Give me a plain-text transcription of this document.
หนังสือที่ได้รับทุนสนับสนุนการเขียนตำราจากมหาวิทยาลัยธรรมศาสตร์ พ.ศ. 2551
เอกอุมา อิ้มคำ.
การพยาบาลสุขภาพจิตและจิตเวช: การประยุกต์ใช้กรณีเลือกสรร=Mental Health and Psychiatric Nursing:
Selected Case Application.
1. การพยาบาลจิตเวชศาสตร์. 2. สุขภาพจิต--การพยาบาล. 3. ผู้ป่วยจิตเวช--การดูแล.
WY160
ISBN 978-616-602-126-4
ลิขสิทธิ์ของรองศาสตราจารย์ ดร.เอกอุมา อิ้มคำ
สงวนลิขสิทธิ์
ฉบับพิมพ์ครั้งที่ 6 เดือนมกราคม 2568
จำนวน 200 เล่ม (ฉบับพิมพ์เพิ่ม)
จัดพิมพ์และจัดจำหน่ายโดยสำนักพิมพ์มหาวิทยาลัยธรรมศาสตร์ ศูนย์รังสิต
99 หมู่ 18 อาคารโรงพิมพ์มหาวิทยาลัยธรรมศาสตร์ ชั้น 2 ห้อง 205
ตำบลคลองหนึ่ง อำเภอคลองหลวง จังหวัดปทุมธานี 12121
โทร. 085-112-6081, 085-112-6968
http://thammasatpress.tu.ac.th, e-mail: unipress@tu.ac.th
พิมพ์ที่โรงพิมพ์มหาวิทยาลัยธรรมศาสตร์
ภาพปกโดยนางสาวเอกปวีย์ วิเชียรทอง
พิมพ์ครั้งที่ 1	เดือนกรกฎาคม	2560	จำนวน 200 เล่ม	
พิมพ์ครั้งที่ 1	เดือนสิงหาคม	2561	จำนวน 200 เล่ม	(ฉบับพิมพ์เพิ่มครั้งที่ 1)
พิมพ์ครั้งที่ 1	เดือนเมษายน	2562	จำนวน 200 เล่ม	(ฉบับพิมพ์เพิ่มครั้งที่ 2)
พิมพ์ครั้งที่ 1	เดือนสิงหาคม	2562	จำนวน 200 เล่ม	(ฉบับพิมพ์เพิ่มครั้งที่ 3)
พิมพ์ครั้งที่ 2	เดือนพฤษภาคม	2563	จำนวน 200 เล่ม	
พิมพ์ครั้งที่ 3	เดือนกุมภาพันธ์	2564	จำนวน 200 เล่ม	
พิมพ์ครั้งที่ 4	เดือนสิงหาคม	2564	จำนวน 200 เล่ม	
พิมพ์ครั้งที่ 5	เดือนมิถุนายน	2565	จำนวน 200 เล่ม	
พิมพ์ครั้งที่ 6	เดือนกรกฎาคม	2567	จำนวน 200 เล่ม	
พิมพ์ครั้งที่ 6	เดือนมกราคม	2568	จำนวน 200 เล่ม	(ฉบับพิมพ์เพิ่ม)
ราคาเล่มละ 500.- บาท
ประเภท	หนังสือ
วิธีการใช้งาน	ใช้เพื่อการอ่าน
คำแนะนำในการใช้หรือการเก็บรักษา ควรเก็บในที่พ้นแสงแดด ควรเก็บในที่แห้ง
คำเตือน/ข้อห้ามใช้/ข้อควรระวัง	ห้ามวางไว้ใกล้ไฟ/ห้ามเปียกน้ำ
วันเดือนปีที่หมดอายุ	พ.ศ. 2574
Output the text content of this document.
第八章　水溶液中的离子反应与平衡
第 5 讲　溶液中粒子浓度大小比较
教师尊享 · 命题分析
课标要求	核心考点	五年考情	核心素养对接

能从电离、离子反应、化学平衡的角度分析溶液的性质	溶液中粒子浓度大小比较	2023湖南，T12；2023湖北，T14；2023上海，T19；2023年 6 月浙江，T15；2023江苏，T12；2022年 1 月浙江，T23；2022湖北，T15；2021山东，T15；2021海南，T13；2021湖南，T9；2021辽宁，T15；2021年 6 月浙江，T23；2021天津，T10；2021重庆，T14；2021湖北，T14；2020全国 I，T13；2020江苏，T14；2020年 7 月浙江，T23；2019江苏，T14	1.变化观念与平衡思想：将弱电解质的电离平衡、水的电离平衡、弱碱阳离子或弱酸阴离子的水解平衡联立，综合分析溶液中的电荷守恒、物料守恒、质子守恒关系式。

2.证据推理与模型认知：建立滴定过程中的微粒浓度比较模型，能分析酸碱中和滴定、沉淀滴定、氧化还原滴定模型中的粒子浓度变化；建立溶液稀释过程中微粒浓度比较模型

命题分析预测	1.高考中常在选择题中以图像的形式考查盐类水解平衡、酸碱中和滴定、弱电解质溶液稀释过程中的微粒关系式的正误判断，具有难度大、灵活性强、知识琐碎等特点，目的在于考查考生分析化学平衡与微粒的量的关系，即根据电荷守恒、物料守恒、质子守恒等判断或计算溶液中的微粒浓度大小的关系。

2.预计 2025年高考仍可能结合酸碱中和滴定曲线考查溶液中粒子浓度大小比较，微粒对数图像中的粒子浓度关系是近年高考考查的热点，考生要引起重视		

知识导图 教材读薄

--------------------------------------------------

From the records above, work out how many lines contain the string "ขภาพจ". Give only the number.

#### [TASK OUTPUT]
2